START

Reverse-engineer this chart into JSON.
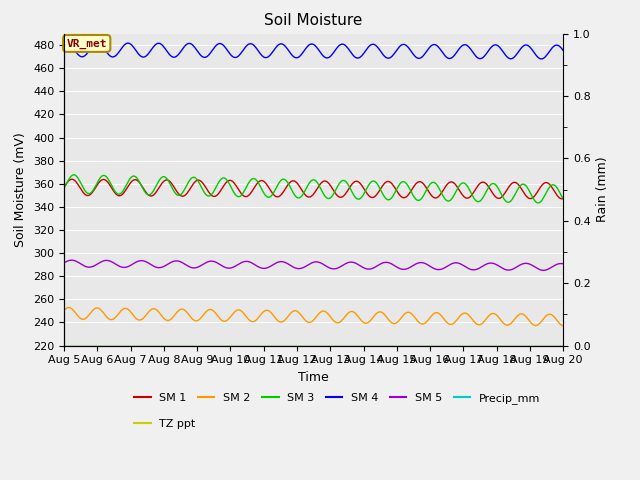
{
  "title": "Soil Moisture",
  "xlabel": "Time",
  "ylabel_left": "Soil Moisture (mV)",
  "ylabel_right": "Rain (mm)",
  "ylim_left": [
    220,
    490
  ],
  "ylim_right": [
    0.0,
    1.0
  ],
  "yticks_left": [
    220,
    240,
    260,
    280,
    300,
    320,
    340,
    360,
    380,
    400,
    420,
    440,
    460,
    480
  ],
  "yticks_right_vals": [
    0.0,
    0.2,
    0.4,
    0.6,
    0.8,
    1.0
  ],
  "yticks_right_labels": [
    "0.0",
    "0.2",
    "0.4",
    "0.6",
    "0.8",
    "1.0"
  ],
  "n_points": 500,
  "bg_color": "#e8e8e8",
  "fig_bg_color": "#f0f0f0",
  "annotation_text": "VR_met",
  "series": {
    "SM1": {
      "color": "#cc0000",
      "label": "SM 1",
      "base": 357,
      "amplitude": 7,
      "trend": -3.0,
      "period": 0.95,
      "phase": 0.0
    },
    "SM2": {
      "color": "#ff9900",
      "label": "SM 2",
      "base": 248,
      "amplitude": 5,
      "trend": -6.0,
      "period": 0.85,
      "phase": 0.5
    },
    "SM3": {
      "color": "#00cc00",
      "label": "SM 3",
      "base": 360,
      "amplitude": 8,
      "trend": -9.0,
      "period": 0.9,
      "phase": -0.5
    },
    "SM4": {
      "color": "#0000ff",
      "label": "SM 4",
      "base": 476,
      "amplitude": 6,
      "trend": -2.0,
      "period": 0.92,
      "phase": 1.0
    },
    "SM5": {
      "color": "#9900cc",
      "label": "SM 5",
      "base": 291,
      "amplitude": 3,
      "trend": -3.0,
      "period": 1.05,
      "phase": 0.2
    },
    "Precip_mm": {
      "color": "#00cccc",
      "label": "Precip_mm",
      "base": 220,
      "amplitude": 0,
      "trend": 0,
      "period": 1.0,
      "phase": 0.0
    },
    "TZ_ppt": {
      "color": "#cccc00",
      "label": "TZ ppt",
      "base": 220,
      "amplitude": 0,
      "trend": 0,
      "period": 1.0,
      "phase": 0.0
    }
  },
  "x_days": [
    5,
    6,
    7,
    8,
    9,
    10,
    11,
    12,
    13,
    14,
    15,
    16,
    17,
    18,
    19,
    20
  ],
  "tick_fontsize": 8,
  "label_fontsize": 9,
  "title_fontsize": 11
}
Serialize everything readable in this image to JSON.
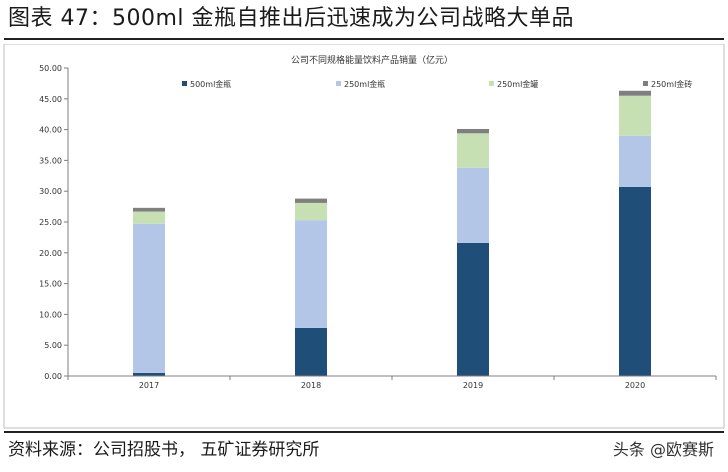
{
  "figure": {
    "title": "图表 47：500ml 金瓶自推出后迅速成为公司战略大单品",
    "source": "资料来源：公司招股书，  五矿证券研究所",
    "watermark": "头条 @欧赛斯"
  },
  "chart_data": {
    "type": "bar",
    "stacked": true,
    "title": "公司不同规格能量饮料产品销量（亿元）",
    "xlabel": "",
    "ylabel": "",
    "categories": [
      "2017",
      "2018",
      "2019",
      "2020"
    ],
    "ylim": [
      0,
      50
    ],
    "yticks": [
      "0.00",
      "5.00",
      "10.00",
      "15.00",
      "20.00",
      "25.00",
      "30.00",
      "35.00",
      "40.00",
      "45.00",
      "50.00"
    ],
    "legend_position": "top",
    "grid": false,
    "series": [
      {
        "name": "500ml金瓶",
        "color": "#1f4e79",
        "values": [
          0.5,
          7.8,
          21.6,
          30.7
        ]
      },
      {
        "name": "250ml金瓶",
        "color": "#b4c6e7",
        "values": [
          24.2,
          17.5,
          12.2,
          8.3
        ]
      },
      {
        "name": "250ml金罐",
        "color": "#c6e0b4",
        "values": [
          2.0,
          2.8,
          5.6,
          6.5
        ]
      },
      {
        "name": "250ml金砖",
        "color": "#7f7f7f",
        "values": [
          0.6,
          0.7,
          0.7,
          0.8
        ]
      }
    ]
  }
}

END

→ What the exercise asks: Give all the entries again exactly, dropping each picture.

→ Problem solution:
Reverse-engineer this chart into JSON.
{
  "title": "Soil Moisture",
  "xlabel": "Time",
  "ylabel_left": "Soil Moisture (mV)",
  "ylabel_right": "Rain (mm)",
  "ylim_left": [
    220,
    490
  ],
  "ylim_right": [
    0.0,
    1.0
  ],
  "yticks_left": [
    220,
    240,
    260,
    280,
    300,
    320,
    340,
    360,
    380,
    400,
    420,
    440,
    460,
    480
  ],
  "yticks_right_vals": [
    0.0,
    0.2,
    0.4,
    0.6,
    0.8,
    1.0
  ],
  "yticks_right_labels": [
    "0.0",
    "0.2",
    "0.4",
    "0.6",
    "0.8",
    "1.0"
  ],
  "n_points": 500,
  "bg_color": "#e8e8e8",
  "fig_bg_color": "#f0f0f0",
  "annotation_text": "VR_met",
  "series": {
    "SM1": {
      "color": "#cc0000",
      "label": "SM 1",
      "base": 357,
      "amplitude": 7,
      "trend": -3.0,
      "period": 0.95,
      "phase": 0.0
    },
    "SM2": {
      "color": "#ff9900",
      "label": "SM 2",
      "base": 248,
      "amplitude": 5,
      "trend": -6.0,
      "period": 0.85,
      "phase": 0.5
    },
    "SM3": {
      "color": "#00cc00",
      "label": "SM 3",
      "base": 360,
      "amplitude": 8,
      "trend": -9.0,
      "period": 0.9,
      "phase": -0.5
    },
    "SM4": {
      "color": "#0000ff",
      "label": "SM 4",
      "base": 476,
      "amplitude": 6,
      "trend": -2.0,
      "period": 0.92,
      "phase": 1.0
    },
    "SM5": {
      "color": "#9900cc",
      "label": "SM 5",
      "base": 291,
      "amplitude": 3,
      "trend": -3.0,
      "period": 1.05,
      "phase": 0.2
    },
    "Precip_mm": {
      "color": "#00cccc",
      "label": "Precip_mm",
      "base": 220,
      "amplitude": 0,
      "trend": 0,
      "period": 1.0,
      "phase": 0.0
    },
    "TZ_ppt": {
      "color": "#cccc00",
      "label": "TZ ppt",
      "base": 220,
      "amplitude": 0,
      "trend": 0,
      "period": 1.0,
      "phase": 0.0
    }
  },
  "x_days": [
    5,
    6,
    7,
    8,
    9,
    10,
    11,
    12,
    13,
    14,
    15,
    16,
    17,
    18,
    19,
    20
  ],
  "tick_fontsize": 8,
  "label_fontsize": 9,
  "title_fontsize": 11
}
Serialize everything readable in this image to JSON.
{
  "figure": {
    "title": "图表 47：500ml 金瓶自推出后迅速成为公司战略大单品",
    "source": "资料来源：公司招股书，  五矿证券研究所",
    "watermark": "头条 @欧赛斯"
  },
  "chart_data": {
    "type": "bar",
    "stacked": true,
    "title": "公司不同规格能量饮料产品销量（亿元）",
    "xlabel": "",
    "ylabel": "",
    "categories": [
      "2017",
      "2018",
      "2019",
      "2020"
    ],
    "ylim": [
      0,
      50
    ],
    "yticks": [
      "0.00",
      "5.00",
      "10.00",
      "15.00",
      "20.00",
      "25.00",
      "30.00",
      "35.00",
      "40.00",
      "45.00",
      "50.00"
    ],
    "legend_position": "top",
    "grid": false,
    "series": [
      {
        "name": "500ml金瓶",
        "color": "#1f4e79",
        "values": [
          0.5,
          7.8,
          21.6,
          30.7
        ]
      },
      {
        "name": "250ml金瓶",
        "color": "#b4c6e7",
        "values": [
          24.2,
          17.5,
          12.2,
          8.3
        ]
      },
      {
        "name": "250ml金罐",
        "color": "#c6e0b4",
        "values": [
          2.0,
          2.8,
          5.6,
          6.5
        ]
      },
      {
        "name": "250ml金砖",
        "color": "#7f7f7f",
        "values": [
          0.6,
          0.7,
          0.7,
          0.8
        ]
      }
    ]
  }
}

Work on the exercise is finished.